| Goal |
Your answer should be a single number: the count of lines in the material below that hold "JSON".

| Provided data |
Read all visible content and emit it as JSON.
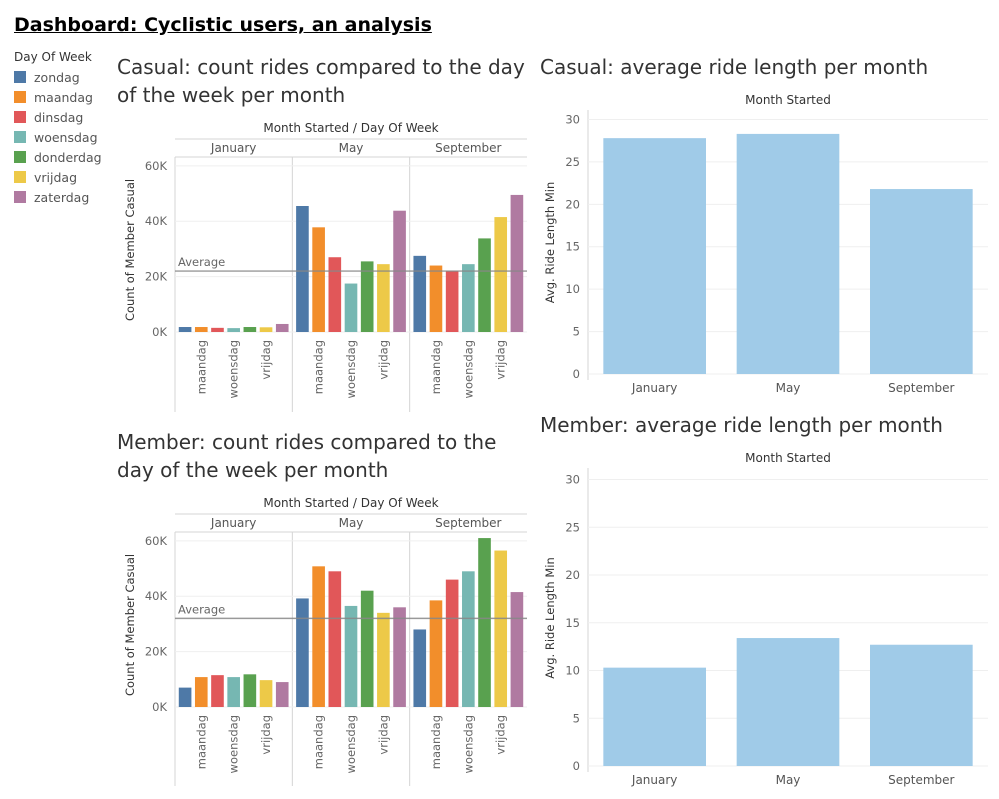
{
  "dashboard": {
    "title": "Dashboard: Cyclistic users, an analysis"
  },
  "legend": {
    "title": "Day Of Week",
    "items": [
      {
        "label": "zondag",
        "color": "#4e79a7"
      },
      {
        "label": "maandag",
        "color": "#f28e2b"
      },
      {
        "label": "dinsdag",
        "color": "#e15759"
      },
      {
        "label": "woensdag",
        "color": "#76b7b2"
      },
      {
        "label": "donderdag",
        "color": "#59a14f"
      },
      {
        "label": "vrijdag",
        "color": "#edc948"
      },
      {
        "label": "zaterdag",
        "color": "#b07aa1"
      }
    ]
  },
  "charts": {
    "casual_count": {
      "title": "Casual: count rides compared to the day of the week per month"
    },
    "casual_avg": {
      "title": "Casual: average ride length per month"
    },
    "member_count": {
      "title": "Member: count rides compared to the day of the week per month"
    },
    "member_avg": {
      "title": "Member: average ride length per month"
    }
  },
  "chart_data": [
    {
      "id": "casual_count",
      "type": "bar",
      "title": "Casual: count rides compared to the day of the week per month",
      "header": "Month Started  /  Day Of Week",
      "ylabel": "Count of Member Casual",
      "ylim": [
        0,
        65000
      ],
      "yticks": [
        0,
        20000,
        40000,
        60000
      ],
      "ytick_labels": [
        "0K",
        "20K",
        "40K",
        "60K"
      ],
      "groups": [
        "January",
        "May",
        "September"
      ],
      "categories": [
        "zondag",
        "maandag",
        "dinsdag",
        "woensdag",
        "donderdag",
        "vrijdag",
        "zaterdag"
      ],
      "shown_category_labels": [
        "maandag",
        "woensdag",
        "vrijdag"
      ],
      "values": [
        [
          1800,
          1800,
          1500,
          1400,
          1800,
          1700,
          2900
        ],
        [
          45500,
          37800,
          27000,
          17500,
          25500,
          24500,
          43800
        ],
        [
          27500,
          24000,
          22000,
          24500,
          33800,
          41500,
          49500
        ]
      ],
      "reference_line": {
        "label": "Average",
        "value": 22000
      },
      "grid": true
    },
    {
      "id": "casual_avg",
      "type": "bar",
      "title": "Casual: average ride length per month",
      "header": "Month Started",
      "ylabel": "Avg. Ride Length Min",
      "ylim": [
        0,
        31
      ],
      "yticks": [
        0,
        5,
        10,
        15,
        20,
        25,
        30
      ],
      "categories": [
        "January",
        "May",
        "September"
      ],
      "values": [
        27.8,
        28.3,
        21.8
      ],
      "color": "#a0cbe8",
      "grid": true
    },
    {
      "id": "member_count",
      "type": "bar",
      "title": "Member: count rides compared to the day of the week per month",
      "header": "Month Started  /  Day Of Week",
      "ylabel": "Count of Member Casual",
      "ylim": [
        0,
        65000
      ],
      "yticks": [
        0,
        20000,
        40000,
        60000
      ],
      "ytick_labels": [
        "0K",
        "20K",
        "40K",
        "60K"
      ],
      "groups": [
        "January",
        "May",
        "September"
      ],
      "categories": [
        "zondag",
        "maandag",
        "dinsdag",
        "woensdag",
        "donderdag",
        "vrijdag",
        "zaterdag"
      ],
      "shown_category_labels": [
        "maandag",
        "woensdag",
        "vrijdag"
      ],
      "values": [
        [
          7000,
          10800,
          11500,
          10800,
          11800,
          9700,
          9000
        ],
        [
          39200,
          50800,
          49000,
          36500,
          42000,
          34000,
          36000
        ],
        [
          28000,
          38500,
          46000,
          49000,
          61000,
          56500,
          41500
        ]
      ],
      "reference_line": {
        "label": "Average",
        "value": 32000
      },
      "grid": true
    },
    {
      "id": "member_avg",
      "type": "bar",
      "title": "Member: average ride length per month",
      "header": "Month Started",
      "ylabel": "Avg. Ride Length Min",
      "ylim": [
        0,
        31
      ],
      "yticks": [
        0,
        5,
        10,
        15,
        20,
        25,
        30
      ],
      "categories": [
        "January",
        "May",
        "September"
      ],
      "values": [
        10.3,
        13.4,
        12.7
      ],
      "color": "#a0cbe8",
      "grid": true
    }
  ]
}
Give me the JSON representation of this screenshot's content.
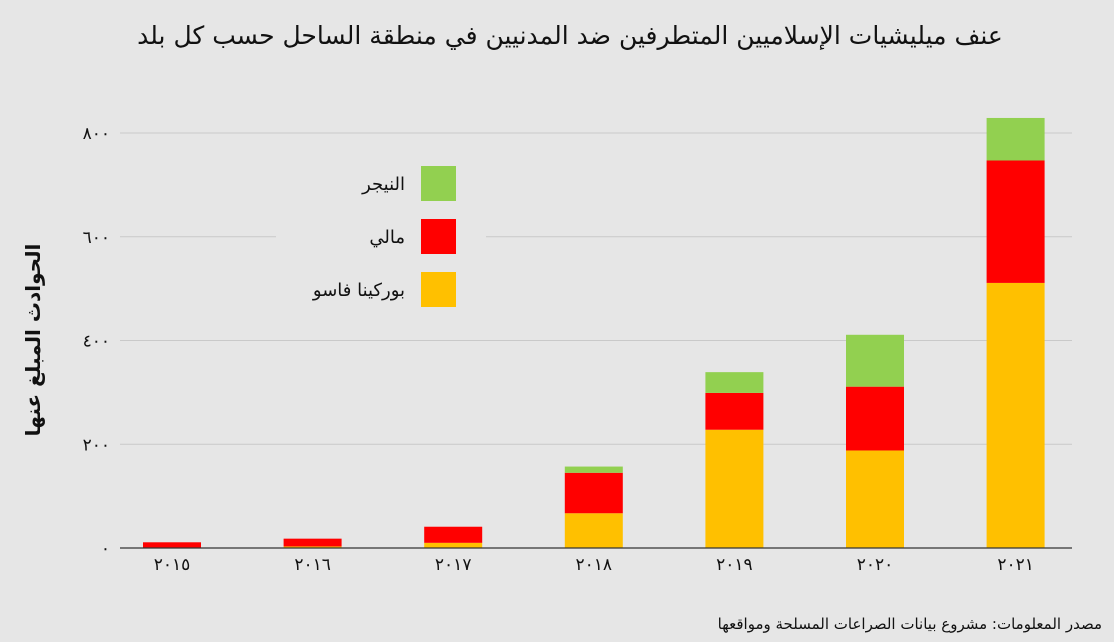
{
  "chart_data": {
    "type": "bar",
    "stacked": true,
    "title": "عنف ميليشيات الإسلاميين المتطرفين ضد المدنيين في منطقة الساحل حسب كل بلد",
    "ylabel": "الحوادث المبلغ عنها",
    "xlabel": "",
    "categories": [
      "٢٠١٥",
      "٢٠١٦",
      "٢٠١٧",
      "٢٠١٨",
      "٢٠١٩",
      "٢٠٢٠",
      "٢٠٢١"
    ],
    "ylim": [
      0,
      830
    ],
    "yticks": [
      0,
      200,
      400,
      600,
      800
    ],
    "ytick_labels": [
      "٠",
      "٢٠٠",
      "٤٠٠",
      "٦٠٠",
      "٨٠٠"
    ],
    "grid": true,
    "legend_position": "top-left",
    "series": [
      {
        "name": "بوركينا فاسو",
        "color": "#ffc000",
        "values": [
          0,
          3,
          10,
          67,
          228,
          188,
          511
        ]
      },
      {
        "name": "مالي",
        "color": "#ff0000",
        "values": [
          11,
          15,
          31,
          78,
          71,
          123,
          236
        ]
      },
      {
        "name": "النيجر",
        "color": "#92d050",
        "values": [
          0,
          0,
          0,
          12,
          40,
          100,
          82
        ]
      }
    ],
    "legend_order": [
      "النيجر",
      "مالي",
      "بوركينا فاسو"
    ]
  },
  "source": "مصدر المعلومات: مشروع بيانات الصراعات المسلحة ومواقعها"
}
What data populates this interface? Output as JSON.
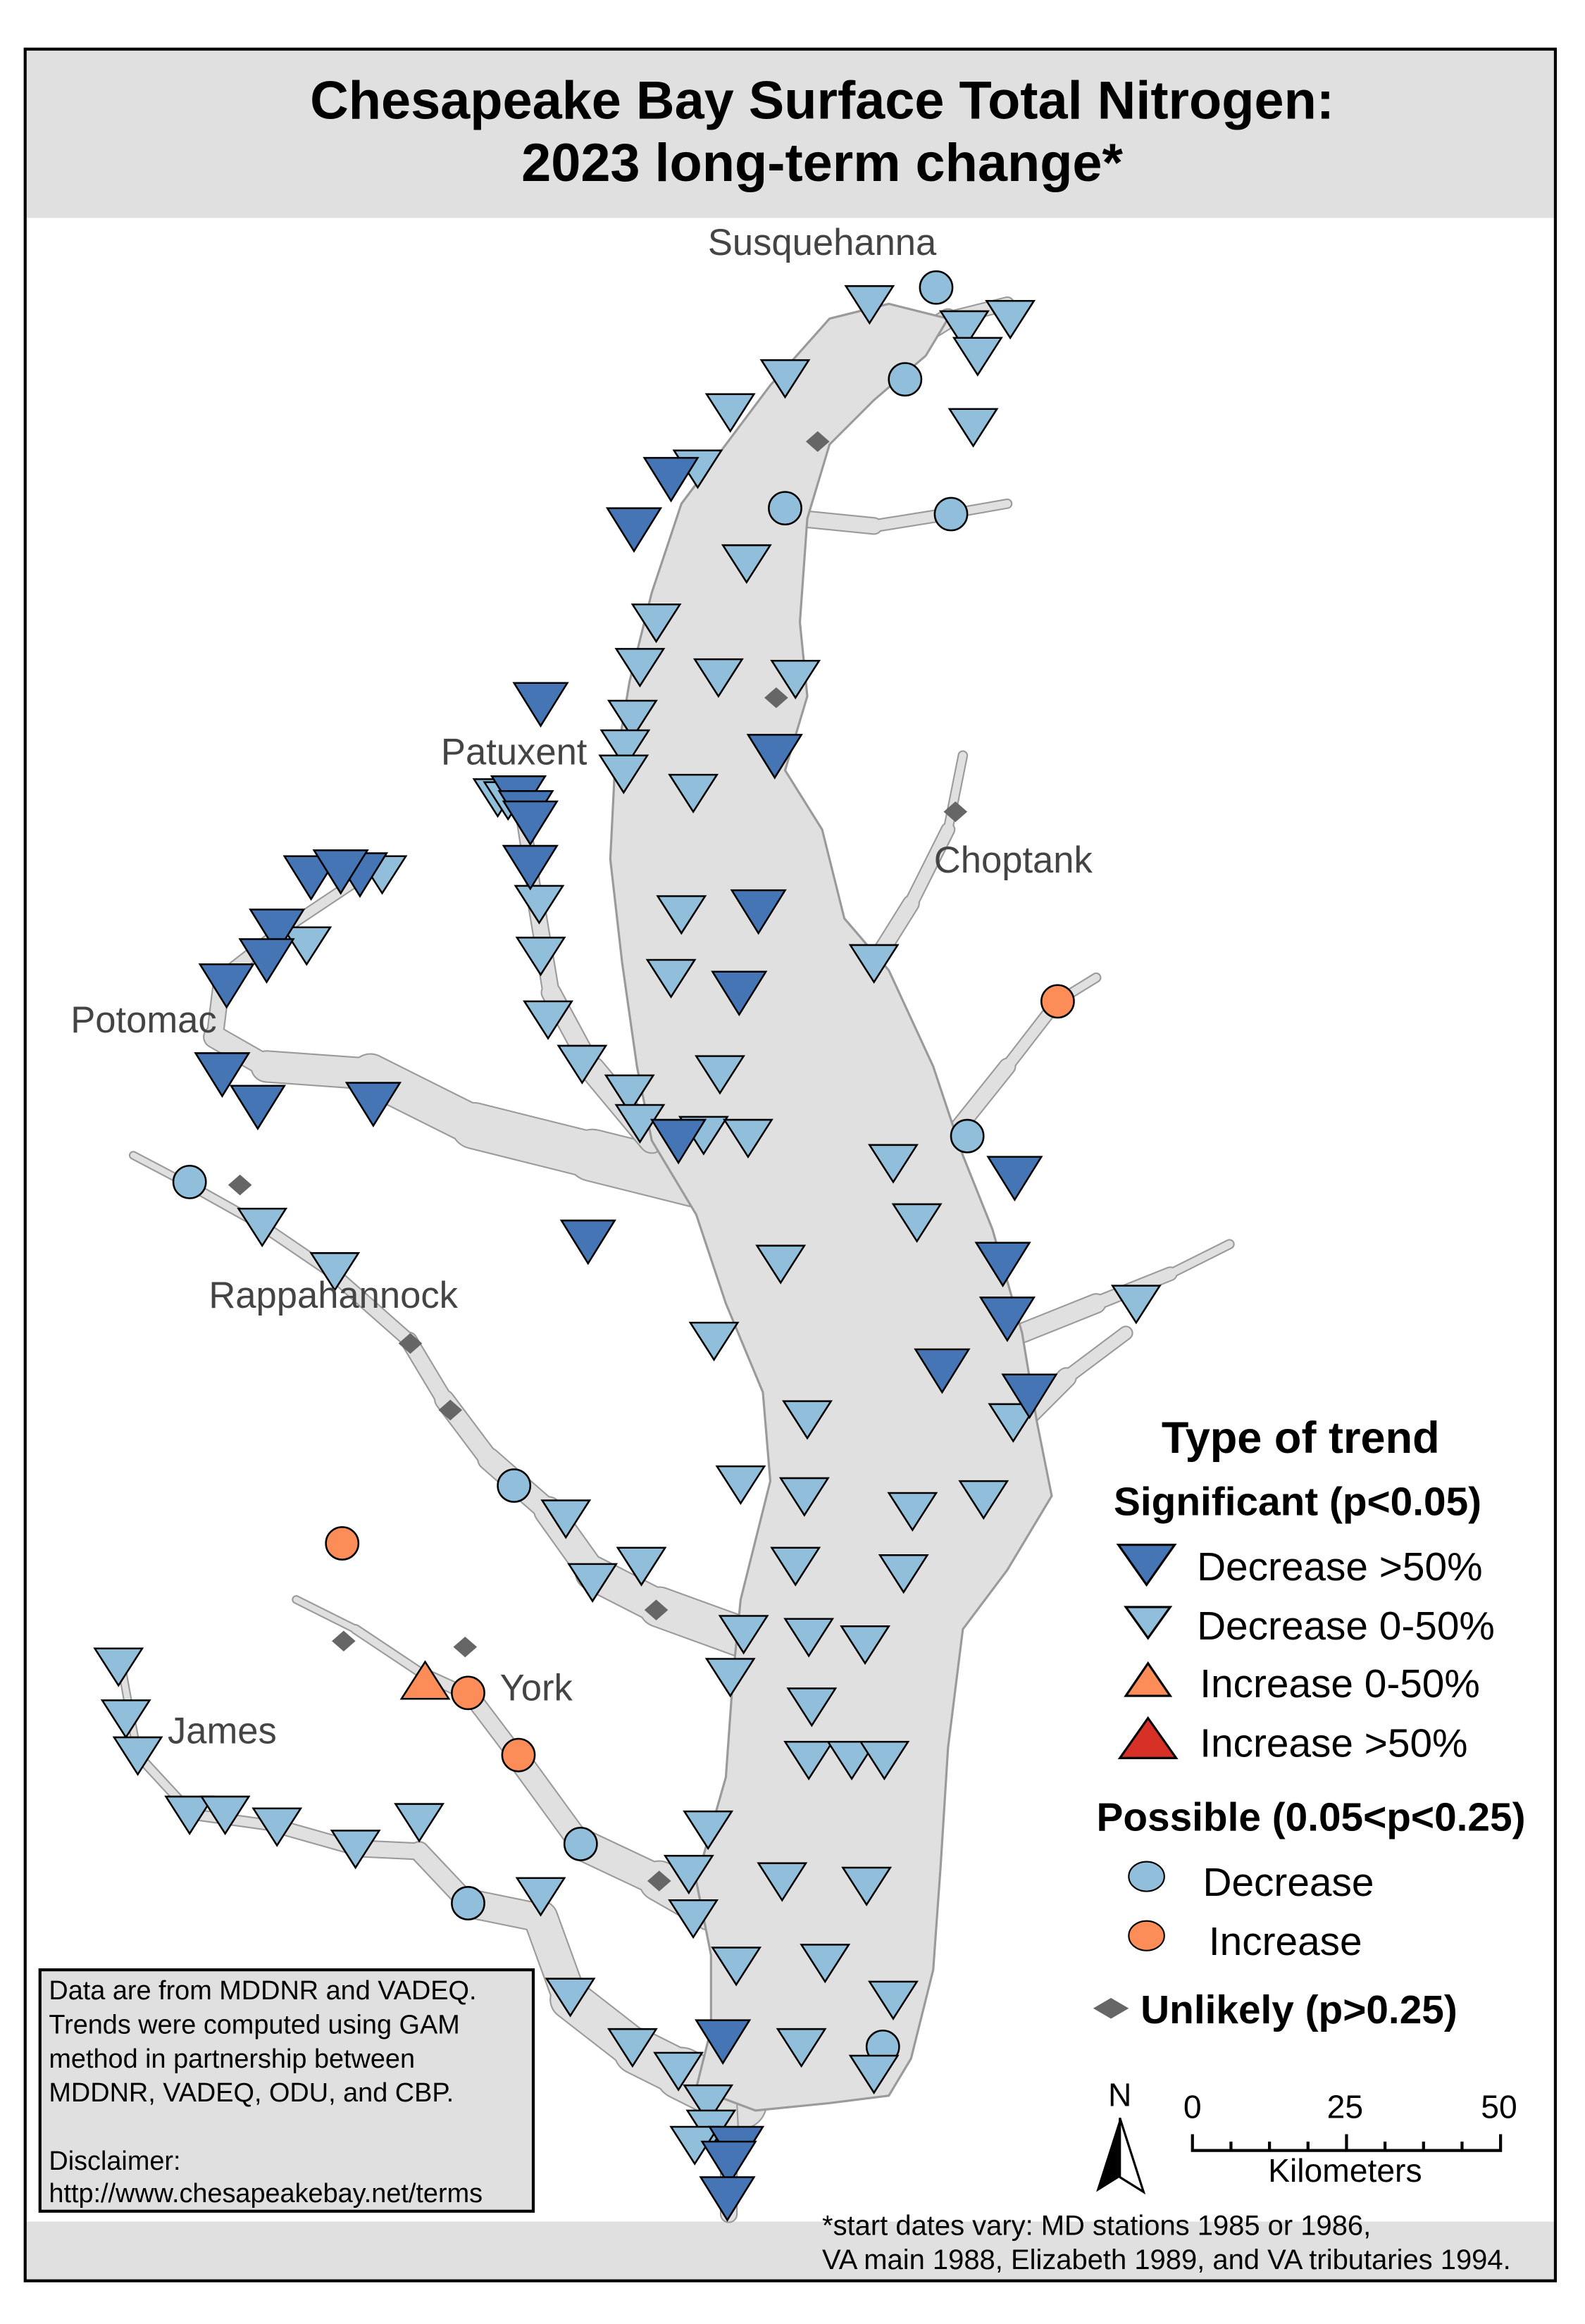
{
  "title": {
    "line1": "Chesapeake Bay Surface Total Nitrogen:",
    "line2": "2023 long-term change*"
  },
  "rivers": {
    "susquehanna": "Susquehanna",
    "patuxent": "Patuxent",
    "choptank": "Choptank",
    "potomac": "Potomac",
    "rappahannock": "Rappahannock",
    "york": "York",
    "james": "James"
  },
  "legend": {
    "title": "Type of trend",
    "significant_heading": "Significant (p<0.05)",
    "significant_items": [
      {
        "label": "Decrease >50%",
        "color": "#4575b4",
        "symbol": "triangle-down-large"
      },
      {
        "label": "Decrease 0-50%",
        "color": "#91bfdb",
        "symbol": "triangle-down"
      },
      {
        "label": "Increase 0-50%",
        "color": "#fc8d59",
        "symbol": "triangle-up"
      },
      {
        "label": "Increase >50%",
        "color": "#d73027",
        "symbol": "triangle-up-large"
      }
    ],
    "possible_heading": "Possible (0.05<p<0.25)",
    "possible_items": [
      {
        "label": "Decrease",
        "color": "#91bfdb",
        "symbol": "circle"
      },
      {
        "label": "Increase",
        "color": "#fc8d59",
        "symbol": "circle"
      }
    ],
    "unlikely_label": "Unlikely (p>0.25)",
    "unlikely_color": "#666666"
  },
  "north_arrow": "N",
  "scale_bar": {
    "ticks": [
      "0",
      "25",
      "50"
    ],
    "unit": "Kilometers"
  },
  "data_note": {
    "lines": [
      "Data are from MDDNR and VADEQ.",
      "Trends were computed using GAM",
      "method in partnership between",
      "MDDNR, VADEQ, ODU, and CBP.",
      "",
      "Disclaimer:",
      "http://www.chesapeakebay.net/terms"
    ]
  },
  "footnote": {
    "line1": "*start dates vary: MD stations 1985 or 1986,",
    "line2": "VA main 1988, Elizabeth 1989, and VA tributaries 1994."
  },
  "colors": {
    "water": "#e0e0e0",
    "shoreline": "#9a9a9a",
    "band": "#e0e0e0"
  }
}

| Result of the exercise |
3